Items listed in a dataset
↓

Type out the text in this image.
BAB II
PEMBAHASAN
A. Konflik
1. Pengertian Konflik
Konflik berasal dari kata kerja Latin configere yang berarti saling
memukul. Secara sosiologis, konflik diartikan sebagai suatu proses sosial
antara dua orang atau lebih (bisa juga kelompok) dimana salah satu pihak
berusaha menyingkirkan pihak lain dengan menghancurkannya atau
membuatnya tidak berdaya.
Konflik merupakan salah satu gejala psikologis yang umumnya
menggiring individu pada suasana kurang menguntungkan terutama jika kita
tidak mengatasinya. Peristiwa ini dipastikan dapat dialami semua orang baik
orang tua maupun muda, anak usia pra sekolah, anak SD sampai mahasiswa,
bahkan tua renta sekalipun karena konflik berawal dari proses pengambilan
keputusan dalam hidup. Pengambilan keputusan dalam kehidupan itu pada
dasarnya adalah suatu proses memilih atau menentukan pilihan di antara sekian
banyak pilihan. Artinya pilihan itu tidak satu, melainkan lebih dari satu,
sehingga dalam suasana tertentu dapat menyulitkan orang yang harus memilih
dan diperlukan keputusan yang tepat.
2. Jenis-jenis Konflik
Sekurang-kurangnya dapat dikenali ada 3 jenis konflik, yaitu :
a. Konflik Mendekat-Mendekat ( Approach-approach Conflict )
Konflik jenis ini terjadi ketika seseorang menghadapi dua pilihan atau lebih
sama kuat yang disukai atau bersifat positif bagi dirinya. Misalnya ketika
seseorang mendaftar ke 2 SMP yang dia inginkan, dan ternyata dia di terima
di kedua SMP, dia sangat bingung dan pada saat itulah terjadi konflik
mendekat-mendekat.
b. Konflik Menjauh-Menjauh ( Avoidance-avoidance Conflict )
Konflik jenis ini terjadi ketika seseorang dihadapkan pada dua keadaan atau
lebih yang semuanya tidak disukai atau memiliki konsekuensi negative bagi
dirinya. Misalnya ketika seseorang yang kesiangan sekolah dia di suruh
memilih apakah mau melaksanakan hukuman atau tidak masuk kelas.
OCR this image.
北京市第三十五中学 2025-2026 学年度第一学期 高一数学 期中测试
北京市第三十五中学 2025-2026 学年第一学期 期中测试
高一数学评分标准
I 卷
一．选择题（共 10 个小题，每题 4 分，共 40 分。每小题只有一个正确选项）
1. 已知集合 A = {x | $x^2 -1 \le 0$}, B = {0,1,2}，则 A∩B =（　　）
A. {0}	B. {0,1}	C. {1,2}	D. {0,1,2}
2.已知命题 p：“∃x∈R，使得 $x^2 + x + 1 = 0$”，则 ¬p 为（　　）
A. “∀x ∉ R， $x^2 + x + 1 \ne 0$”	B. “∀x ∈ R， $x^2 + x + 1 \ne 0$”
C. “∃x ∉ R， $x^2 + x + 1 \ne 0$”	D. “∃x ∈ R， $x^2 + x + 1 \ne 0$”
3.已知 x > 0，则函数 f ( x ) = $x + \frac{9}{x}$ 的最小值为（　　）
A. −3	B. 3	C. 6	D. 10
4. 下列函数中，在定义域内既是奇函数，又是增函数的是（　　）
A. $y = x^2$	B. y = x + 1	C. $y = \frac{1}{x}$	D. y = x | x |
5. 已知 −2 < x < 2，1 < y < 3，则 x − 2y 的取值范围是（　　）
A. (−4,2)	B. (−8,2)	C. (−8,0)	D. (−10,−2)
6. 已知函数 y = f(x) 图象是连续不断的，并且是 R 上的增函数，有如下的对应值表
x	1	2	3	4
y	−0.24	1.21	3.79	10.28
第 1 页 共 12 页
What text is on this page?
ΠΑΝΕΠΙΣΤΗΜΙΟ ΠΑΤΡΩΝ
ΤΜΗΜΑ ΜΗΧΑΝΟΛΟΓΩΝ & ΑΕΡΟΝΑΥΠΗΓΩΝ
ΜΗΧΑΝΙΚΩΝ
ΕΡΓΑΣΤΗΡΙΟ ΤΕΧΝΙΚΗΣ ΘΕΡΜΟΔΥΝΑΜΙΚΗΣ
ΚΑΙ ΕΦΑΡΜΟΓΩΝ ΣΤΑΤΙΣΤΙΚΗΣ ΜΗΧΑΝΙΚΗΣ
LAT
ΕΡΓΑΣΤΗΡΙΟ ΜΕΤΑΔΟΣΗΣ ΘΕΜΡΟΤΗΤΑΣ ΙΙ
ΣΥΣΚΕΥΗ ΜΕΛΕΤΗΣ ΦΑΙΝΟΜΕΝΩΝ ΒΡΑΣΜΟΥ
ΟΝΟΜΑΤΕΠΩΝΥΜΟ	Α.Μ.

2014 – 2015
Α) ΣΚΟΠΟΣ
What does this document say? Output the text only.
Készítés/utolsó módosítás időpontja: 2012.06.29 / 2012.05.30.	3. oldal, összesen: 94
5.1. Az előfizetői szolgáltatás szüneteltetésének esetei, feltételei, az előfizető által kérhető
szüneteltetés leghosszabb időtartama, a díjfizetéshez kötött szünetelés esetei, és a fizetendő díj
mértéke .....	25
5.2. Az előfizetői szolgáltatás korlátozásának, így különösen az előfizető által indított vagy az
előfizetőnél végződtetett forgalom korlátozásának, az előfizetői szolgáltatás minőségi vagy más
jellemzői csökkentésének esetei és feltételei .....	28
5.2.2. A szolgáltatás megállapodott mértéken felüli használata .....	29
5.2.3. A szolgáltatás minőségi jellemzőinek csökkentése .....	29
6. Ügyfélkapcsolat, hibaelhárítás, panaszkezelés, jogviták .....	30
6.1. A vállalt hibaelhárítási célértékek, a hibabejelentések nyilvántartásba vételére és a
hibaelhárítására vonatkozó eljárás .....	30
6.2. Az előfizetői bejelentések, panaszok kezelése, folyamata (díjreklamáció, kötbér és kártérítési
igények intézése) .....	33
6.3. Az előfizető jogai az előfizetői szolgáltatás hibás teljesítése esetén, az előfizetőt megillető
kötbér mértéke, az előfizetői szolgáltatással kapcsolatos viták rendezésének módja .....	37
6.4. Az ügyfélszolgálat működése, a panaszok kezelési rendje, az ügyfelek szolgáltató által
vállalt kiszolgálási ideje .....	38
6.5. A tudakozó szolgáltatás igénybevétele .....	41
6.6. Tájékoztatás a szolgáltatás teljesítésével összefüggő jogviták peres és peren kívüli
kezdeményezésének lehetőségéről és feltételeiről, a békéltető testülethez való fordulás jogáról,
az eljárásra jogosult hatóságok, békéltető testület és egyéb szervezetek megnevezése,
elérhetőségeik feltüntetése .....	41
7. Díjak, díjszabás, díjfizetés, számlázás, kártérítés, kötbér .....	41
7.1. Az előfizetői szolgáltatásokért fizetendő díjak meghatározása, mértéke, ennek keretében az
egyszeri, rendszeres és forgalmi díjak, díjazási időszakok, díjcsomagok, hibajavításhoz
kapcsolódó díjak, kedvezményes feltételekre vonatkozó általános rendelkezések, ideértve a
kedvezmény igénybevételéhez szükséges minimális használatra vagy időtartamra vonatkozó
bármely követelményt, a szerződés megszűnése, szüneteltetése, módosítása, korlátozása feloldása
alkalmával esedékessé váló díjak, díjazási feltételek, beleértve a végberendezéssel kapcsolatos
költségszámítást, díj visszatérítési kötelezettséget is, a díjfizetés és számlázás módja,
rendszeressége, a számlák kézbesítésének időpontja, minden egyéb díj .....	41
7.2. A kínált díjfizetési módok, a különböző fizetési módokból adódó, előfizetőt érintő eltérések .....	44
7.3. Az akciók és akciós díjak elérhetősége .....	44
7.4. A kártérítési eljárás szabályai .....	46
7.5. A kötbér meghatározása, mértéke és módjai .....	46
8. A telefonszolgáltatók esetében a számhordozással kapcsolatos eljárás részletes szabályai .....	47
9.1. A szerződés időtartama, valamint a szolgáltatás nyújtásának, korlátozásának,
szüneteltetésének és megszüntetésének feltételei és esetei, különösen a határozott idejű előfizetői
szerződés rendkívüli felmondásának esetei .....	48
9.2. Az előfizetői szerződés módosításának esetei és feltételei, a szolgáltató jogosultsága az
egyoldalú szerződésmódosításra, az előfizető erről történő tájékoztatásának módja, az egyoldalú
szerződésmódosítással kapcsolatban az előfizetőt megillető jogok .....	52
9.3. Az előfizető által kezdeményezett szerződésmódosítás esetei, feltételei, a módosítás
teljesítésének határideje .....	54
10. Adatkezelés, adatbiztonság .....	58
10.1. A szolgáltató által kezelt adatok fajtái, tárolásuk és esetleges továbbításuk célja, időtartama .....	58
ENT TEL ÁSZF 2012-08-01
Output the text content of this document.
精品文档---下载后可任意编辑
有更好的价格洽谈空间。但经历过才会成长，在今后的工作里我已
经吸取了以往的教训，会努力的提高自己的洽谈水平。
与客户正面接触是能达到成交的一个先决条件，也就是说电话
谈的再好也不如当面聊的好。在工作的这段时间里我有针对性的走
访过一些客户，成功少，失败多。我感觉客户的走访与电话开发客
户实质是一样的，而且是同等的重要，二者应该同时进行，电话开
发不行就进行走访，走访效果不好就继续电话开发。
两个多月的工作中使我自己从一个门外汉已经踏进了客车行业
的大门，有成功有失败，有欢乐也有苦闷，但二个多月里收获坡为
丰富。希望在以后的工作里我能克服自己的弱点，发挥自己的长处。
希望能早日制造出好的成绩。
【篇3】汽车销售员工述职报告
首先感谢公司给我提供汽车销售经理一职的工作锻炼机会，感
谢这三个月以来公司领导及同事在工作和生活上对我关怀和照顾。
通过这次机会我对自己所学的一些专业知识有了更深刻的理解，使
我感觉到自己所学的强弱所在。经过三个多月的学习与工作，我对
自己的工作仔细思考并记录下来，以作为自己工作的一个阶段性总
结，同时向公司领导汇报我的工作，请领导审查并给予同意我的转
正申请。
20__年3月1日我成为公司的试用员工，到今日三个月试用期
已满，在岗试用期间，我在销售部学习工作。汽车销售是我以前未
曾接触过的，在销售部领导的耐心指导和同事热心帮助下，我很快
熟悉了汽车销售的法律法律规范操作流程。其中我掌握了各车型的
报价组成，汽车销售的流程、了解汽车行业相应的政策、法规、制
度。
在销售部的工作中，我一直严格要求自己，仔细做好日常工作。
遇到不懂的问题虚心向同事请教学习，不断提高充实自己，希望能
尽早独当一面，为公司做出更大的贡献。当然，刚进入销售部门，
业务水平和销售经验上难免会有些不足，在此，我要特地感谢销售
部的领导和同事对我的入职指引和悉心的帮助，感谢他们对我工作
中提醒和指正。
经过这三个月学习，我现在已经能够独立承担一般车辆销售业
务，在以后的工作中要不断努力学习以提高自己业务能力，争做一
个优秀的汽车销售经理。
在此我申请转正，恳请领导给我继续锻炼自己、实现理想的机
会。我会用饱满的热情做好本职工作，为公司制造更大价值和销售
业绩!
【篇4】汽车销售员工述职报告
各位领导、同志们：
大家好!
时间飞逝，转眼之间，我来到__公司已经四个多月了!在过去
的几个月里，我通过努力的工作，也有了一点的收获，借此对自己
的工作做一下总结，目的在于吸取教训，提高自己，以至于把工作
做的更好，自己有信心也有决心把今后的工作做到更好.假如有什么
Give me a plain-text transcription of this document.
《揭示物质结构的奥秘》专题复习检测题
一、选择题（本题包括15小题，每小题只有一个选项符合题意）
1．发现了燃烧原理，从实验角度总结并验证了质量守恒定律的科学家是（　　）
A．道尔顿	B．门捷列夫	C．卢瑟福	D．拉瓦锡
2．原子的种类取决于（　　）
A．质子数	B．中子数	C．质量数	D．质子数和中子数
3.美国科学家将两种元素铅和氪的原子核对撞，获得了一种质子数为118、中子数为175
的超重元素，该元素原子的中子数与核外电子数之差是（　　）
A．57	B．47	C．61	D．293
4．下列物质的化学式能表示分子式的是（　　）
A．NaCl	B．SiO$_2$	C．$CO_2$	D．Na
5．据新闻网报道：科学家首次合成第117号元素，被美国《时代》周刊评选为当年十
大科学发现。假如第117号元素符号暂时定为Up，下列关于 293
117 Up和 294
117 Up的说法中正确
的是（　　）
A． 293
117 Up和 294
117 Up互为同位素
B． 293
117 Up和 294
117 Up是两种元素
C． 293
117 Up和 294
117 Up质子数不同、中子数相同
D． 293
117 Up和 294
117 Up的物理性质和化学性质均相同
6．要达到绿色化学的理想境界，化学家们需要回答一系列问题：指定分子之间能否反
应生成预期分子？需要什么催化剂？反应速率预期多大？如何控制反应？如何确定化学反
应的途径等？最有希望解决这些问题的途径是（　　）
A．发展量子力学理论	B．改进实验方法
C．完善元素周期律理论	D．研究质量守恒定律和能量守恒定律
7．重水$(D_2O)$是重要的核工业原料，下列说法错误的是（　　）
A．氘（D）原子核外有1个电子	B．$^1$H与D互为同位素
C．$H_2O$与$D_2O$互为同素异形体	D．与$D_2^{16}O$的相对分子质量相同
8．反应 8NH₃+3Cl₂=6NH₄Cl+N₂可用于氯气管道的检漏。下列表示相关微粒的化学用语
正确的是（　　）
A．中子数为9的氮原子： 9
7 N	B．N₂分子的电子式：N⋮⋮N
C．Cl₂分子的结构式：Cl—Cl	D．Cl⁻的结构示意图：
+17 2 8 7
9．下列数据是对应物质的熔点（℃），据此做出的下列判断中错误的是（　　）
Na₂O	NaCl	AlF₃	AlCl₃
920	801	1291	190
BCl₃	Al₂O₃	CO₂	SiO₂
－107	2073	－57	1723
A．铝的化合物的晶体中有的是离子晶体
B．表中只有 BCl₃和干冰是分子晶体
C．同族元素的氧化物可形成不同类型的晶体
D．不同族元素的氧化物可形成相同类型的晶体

↑

* [Instructions to follow]
Count how many lines in the data above hold the string "dalam", and give the number with no other words.

* [Correct response]
2